**Given exercise**
Scan the records below. List lines holding "rating".

**Provided material**
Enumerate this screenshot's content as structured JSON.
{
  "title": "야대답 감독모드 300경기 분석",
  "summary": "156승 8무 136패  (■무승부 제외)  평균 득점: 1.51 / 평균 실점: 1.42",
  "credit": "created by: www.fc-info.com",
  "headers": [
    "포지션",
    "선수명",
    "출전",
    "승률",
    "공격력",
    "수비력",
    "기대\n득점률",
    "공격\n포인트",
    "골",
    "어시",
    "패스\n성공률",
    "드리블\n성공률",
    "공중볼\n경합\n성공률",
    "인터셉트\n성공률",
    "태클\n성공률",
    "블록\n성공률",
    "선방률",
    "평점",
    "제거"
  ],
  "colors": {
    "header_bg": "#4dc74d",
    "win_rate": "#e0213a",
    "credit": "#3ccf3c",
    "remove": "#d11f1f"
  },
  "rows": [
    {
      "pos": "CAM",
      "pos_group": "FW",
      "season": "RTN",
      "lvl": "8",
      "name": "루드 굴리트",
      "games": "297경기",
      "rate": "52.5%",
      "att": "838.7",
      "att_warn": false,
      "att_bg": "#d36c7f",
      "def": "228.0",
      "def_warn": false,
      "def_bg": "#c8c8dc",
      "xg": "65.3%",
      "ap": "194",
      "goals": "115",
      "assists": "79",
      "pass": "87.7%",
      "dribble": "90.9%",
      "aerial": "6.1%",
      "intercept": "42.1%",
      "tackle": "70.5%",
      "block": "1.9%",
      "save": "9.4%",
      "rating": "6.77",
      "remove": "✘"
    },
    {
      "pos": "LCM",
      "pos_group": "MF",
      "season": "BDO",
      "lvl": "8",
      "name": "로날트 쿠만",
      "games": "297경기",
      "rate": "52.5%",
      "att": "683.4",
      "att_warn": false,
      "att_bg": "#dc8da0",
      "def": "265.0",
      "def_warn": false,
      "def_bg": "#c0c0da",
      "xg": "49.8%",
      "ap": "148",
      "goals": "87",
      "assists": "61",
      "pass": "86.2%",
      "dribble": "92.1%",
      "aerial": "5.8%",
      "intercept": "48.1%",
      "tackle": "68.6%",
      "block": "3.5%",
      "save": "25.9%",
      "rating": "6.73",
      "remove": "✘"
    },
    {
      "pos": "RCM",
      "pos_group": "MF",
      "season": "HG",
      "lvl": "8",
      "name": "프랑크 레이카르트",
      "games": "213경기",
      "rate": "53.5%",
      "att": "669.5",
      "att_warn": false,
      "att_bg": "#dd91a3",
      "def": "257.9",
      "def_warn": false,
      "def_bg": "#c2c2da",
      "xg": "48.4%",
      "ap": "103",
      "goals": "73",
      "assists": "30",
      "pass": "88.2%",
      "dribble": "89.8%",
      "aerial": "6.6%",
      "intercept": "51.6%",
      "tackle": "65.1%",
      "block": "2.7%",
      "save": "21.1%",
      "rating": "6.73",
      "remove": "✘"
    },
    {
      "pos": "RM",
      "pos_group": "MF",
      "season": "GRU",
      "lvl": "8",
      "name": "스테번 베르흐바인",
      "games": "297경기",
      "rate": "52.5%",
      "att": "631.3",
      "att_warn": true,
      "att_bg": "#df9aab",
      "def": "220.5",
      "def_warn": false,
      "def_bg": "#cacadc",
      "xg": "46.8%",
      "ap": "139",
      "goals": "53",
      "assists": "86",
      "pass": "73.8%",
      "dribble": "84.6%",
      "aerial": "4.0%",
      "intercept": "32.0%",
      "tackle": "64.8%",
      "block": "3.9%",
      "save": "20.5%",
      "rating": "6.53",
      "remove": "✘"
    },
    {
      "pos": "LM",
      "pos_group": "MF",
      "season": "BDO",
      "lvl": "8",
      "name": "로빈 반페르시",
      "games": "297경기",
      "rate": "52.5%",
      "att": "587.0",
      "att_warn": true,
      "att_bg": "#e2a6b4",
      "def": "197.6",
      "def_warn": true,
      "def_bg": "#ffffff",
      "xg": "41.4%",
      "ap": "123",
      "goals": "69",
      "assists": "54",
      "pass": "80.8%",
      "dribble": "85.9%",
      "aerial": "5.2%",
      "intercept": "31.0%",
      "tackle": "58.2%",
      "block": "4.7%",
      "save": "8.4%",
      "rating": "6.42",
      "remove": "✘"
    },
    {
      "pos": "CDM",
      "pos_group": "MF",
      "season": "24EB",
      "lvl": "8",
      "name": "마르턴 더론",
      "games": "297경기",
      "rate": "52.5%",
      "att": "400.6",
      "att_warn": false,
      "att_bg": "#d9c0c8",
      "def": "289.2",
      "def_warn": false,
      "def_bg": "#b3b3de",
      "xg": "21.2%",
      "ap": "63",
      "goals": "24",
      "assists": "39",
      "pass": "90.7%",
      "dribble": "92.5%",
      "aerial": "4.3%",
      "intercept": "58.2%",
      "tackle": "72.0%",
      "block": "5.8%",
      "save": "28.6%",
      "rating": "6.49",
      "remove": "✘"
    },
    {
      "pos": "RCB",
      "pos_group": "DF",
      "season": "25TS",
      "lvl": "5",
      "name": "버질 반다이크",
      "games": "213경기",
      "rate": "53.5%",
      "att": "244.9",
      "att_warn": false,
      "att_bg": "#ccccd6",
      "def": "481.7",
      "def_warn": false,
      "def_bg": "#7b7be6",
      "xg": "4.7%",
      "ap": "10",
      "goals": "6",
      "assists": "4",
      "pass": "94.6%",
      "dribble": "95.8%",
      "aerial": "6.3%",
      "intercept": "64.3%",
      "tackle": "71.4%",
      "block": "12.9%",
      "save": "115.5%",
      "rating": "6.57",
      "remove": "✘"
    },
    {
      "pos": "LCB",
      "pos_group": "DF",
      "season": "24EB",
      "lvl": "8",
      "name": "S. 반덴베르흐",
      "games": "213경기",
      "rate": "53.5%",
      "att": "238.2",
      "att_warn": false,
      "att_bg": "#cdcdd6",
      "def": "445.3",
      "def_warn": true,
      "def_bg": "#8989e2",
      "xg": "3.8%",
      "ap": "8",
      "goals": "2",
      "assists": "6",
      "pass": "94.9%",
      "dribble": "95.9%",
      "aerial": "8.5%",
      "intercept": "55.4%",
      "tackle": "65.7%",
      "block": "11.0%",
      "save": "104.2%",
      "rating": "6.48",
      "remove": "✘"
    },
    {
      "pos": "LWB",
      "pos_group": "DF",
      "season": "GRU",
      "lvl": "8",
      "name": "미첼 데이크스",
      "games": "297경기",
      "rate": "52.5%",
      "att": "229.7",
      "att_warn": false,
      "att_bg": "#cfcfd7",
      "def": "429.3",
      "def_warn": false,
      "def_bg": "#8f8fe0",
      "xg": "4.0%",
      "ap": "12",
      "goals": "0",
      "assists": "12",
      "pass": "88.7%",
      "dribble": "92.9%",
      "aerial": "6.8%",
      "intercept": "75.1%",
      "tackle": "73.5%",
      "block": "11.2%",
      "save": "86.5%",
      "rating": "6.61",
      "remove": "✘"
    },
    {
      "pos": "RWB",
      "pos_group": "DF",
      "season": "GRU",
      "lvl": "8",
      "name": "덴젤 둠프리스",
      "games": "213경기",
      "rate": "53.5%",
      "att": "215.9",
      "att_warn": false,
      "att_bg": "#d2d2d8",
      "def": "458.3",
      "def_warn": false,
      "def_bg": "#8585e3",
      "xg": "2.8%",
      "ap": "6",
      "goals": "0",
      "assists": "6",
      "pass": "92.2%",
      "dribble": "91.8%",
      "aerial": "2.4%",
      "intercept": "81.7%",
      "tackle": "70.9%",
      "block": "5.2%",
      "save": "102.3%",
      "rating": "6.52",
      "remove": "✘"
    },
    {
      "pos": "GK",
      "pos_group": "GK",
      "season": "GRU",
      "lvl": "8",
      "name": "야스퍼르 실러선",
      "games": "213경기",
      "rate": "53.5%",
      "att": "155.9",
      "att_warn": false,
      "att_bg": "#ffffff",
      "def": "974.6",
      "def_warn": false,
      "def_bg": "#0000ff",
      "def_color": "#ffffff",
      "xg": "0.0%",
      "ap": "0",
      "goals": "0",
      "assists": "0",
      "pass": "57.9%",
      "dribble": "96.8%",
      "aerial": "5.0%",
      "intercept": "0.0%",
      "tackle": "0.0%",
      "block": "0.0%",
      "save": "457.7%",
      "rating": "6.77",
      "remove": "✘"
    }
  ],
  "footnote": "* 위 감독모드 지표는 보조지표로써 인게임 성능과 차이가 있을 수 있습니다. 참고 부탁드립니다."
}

**Complete response**
      "rating": "6.77",
      "rating": "6.73",
      "rating": "6.73",
      "rating": "6.53",
      "rating": "6.42",
      "rating": "6.49",
      "rating": "6.57",
      "rating": "6.48",
      "rating": "6.61",
      "rating": "6.52",
      "rating": "6.77",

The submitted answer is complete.